(Structured figure records)
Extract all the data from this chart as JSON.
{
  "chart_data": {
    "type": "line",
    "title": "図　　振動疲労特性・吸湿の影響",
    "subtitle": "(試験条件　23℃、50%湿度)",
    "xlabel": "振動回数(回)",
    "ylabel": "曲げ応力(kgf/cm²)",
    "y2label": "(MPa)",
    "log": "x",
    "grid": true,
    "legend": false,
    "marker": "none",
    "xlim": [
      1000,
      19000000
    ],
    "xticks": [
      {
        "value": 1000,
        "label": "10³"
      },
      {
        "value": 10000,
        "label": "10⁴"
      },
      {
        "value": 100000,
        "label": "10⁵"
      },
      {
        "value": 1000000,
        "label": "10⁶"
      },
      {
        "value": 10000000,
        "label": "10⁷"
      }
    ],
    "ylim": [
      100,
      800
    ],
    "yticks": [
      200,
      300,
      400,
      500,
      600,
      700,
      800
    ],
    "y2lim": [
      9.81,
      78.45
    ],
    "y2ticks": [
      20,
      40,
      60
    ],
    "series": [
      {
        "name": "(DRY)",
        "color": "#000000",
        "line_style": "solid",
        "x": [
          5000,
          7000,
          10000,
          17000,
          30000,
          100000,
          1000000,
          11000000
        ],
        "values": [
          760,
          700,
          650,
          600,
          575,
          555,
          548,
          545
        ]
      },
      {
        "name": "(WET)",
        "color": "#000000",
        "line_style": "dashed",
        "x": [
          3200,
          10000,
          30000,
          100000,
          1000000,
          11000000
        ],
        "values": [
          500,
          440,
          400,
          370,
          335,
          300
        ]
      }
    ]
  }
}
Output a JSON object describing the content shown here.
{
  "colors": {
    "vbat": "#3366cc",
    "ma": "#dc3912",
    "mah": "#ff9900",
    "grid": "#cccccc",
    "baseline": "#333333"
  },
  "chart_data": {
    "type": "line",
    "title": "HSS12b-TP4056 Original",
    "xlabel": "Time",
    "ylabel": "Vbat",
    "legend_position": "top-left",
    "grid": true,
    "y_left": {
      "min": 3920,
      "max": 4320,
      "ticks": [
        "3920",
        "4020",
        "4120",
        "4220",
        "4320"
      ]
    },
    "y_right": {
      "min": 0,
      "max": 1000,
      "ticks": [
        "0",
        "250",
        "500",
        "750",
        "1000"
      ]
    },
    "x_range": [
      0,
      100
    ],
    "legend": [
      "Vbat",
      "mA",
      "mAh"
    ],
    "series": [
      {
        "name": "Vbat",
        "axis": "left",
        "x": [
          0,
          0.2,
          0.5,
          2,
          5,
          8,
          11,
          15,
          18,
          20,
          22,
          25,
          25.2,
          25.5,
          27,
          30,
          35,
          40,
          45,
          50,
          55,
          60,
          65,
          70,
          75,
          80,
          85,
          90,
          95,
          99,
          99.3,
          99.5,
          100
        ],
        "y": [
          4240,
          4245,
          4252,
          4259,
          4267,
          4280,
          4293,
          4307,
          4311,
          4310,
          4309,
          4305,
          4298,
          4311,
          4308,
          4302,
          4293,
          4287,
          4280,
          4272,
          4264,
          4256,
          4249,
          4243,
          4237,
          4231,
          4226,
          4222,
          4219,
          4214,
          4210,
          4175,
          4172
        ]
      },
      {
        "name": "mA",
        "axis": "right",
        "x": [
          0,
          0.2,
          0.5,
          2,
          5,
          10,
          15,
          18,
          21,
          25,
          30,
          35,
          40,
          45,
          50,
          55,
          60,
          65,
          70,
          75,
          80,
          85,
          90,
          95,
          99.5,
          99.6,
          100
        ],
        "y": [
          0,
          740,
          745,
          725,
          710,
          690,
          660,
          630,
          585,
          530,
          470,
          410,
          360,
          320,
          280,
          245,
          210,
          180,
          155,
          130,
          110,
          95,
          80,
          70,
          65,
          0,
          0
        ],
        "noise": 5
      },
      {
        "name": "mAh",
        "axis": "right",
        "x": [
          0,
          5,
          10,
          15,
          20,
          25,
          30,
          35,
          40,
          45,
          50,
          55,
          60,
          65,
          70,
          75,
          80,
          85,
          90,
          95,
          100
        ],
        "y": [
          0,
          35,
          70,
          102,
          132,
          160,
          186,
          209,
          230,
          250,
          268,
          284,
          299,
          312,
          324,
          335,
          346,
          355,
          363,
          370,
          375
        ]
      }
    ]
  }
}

WORK INSTRUCTIONS >>
Reproduce each line of the material above precisely.

ANSWER TO THIS EXERCISE >>
Extract all the data from this chart as JSON.
{
  "chart_data": {
    "type": "line",
    "title": "図　　振動疲労特性・吸湿の影響",
    "subtitle": "(試験条件　23℃、50%湿度)",
    "xlabel": "振動回数(回)",
    "ylabel": "曲げ応力(kgf/cm²)",
    "y2label": "(MPa)",
    "log": "x",
    "grid": true,
    "legend": false,
    "marker": "none",
    "xlim": [
      1000,
      19000000
    ],
    "xticks": [
      {
        "value": 1000,
        "label": "10³"
      },
      {
        "value": 10000,
        "label": "10⁴"
      },
      {
        "value": 100000,
        "label": "10⁵"
      },
      {
        "value": 1000000,
        "label": "10⁶"
      },
      {
        "value": 10000000,
        "label": "10⁷"
      }
    ],
    "ylim": [
      100,
      800
    ],
    "yticks": [
      200,
      300,
      400,
      500,
      600,
      700,
      800
    ],
    "y2lim": [
      9.81,
      78.45
    ],
    "y2ticks": [
      20,
      40,
      60
    ],
    "series": [
      {
        "name": "(DRY)",
        "color": "#000000",
        "line_style": "solid",
        "x": [
          5000,
          7000,
          10000,
          17000,
          30000,
          100000,
          1000000,
          11000000
        ],
        "values": [
          760,
          700,
          650,
          600,
          575,
          555,
          548,
          545
        ]
      },
      {
        "name": "(WET)",
        "color": "#000000",
        "line_style": "dashed",
        "x": [
          3200,
          10000,
          30000,
          100000,
          1000000,
          11000000
        ],
        "values": [
          500,
          440,
          400,
          370,
          335,
          300
        ]
      }
    ]
  }
}
Output a JSON object describing the content shown here.
{
  "colors": {
    "vbat": "#3366cc",
    "ma": "#dc3912",
    "mah": "#ff9900",
    "grid": "#cccccc",
    "baseline": "#333333"
  },
  "chart_data": {
    "type": "line",
    "title": "HSS12b-TP4056 Original",
    "xlabel": "Time",
    "ylabel": "Vbat",
    "legend_position": "top-left",
    "grid": true,
    "y_left": {
      "min": 3920,
      "max": 4320,
      "ticks": [
        "3920",
        "4020",
        "4120",
        "4220",
        "4320"
      ]
    },
    "y_right": {
      "min": 0,
      "max": 1000,
      "ticks": [
        "0",
        "250",
        "500",
        "750",
        "1000"
      ]
    },
    "x_range": [
      0,
      100
    ],
    "legend": [
      "Vbat",
      "mA",
      "mAh"
    ],
    "series": [
      {
        "name": "Vbat",
        "axis": "left",
        "x": [
          0,
          0.2,
          0.5,
          2,
          5,
          8,
          11,
          15,
          18,
          20,
          22,
          25,
          25.2,
          25.5,
          27,
          30,
          35,
          40,
          45,
          50,
          55,
          60,
          65,
          70,
          75,
          80,
          85,
          90,
          95,
          99,
          99.3,
          99.5,
          100
        ],
        "y": [
          4240,
          4245,
          4252,
          4259,
          4267,
          4280,
          4293,
          4307,
          4311,
          4310,
          4309,
          4305,
          4298,
          4311,
          4308,
          4302,
          4293,
          4287,
          4280,
          4272,
          4264,
          4256,
          4249,
          4243,
          4237,
          4231,
          4226,
          4222,
          4219,
          4214,
          4210,
          4175,
          4172
        ]
      },
      {
        "name": "mA",
        "axis": "right",
        "x": [
          0,
          0.2,
          0.5,
          2,
          5,
          10,
          15,
          18,
          21,
          25,
          30,
          35,
          40,
          45,
          50,
          55,
          60,
          65,
          70,
          75,
          80,
          85,
          90,
          95,
          99.5,
          99.6,
          100
        ],
        "y": [
          0,
          740,
          745,
          725,
          710,
          690,
          660,
          630,
          585,
          530,
          470,
          410,
          360,
          320,
          280,
          245,
          210,
          180,
          155,
          130,
          110,
          95,
          80,
          70,
          65,
          0,
          0
        ],
        "noise": 5
      },
      {
        "name": "mAh",
        "axis": "right",
        "x": [
          0,
          5,
          10,
          15,
          20,
          25,
          30,
          35,
          40,
          45,
          50,
          55,
          60,
          65,
          70,
          75,
          80,
          85,
          90,
          95,
          100
        ],
        "y": [
          0,
          35,
          70,
          102,
          132,
          160,
          186,
          209,
          230,
          250,
          268,
          284,
          299,
          312,
          324,
          335,
          346,
          355,
          363,
          370,
          375
        ]
      }
    ]
  }
}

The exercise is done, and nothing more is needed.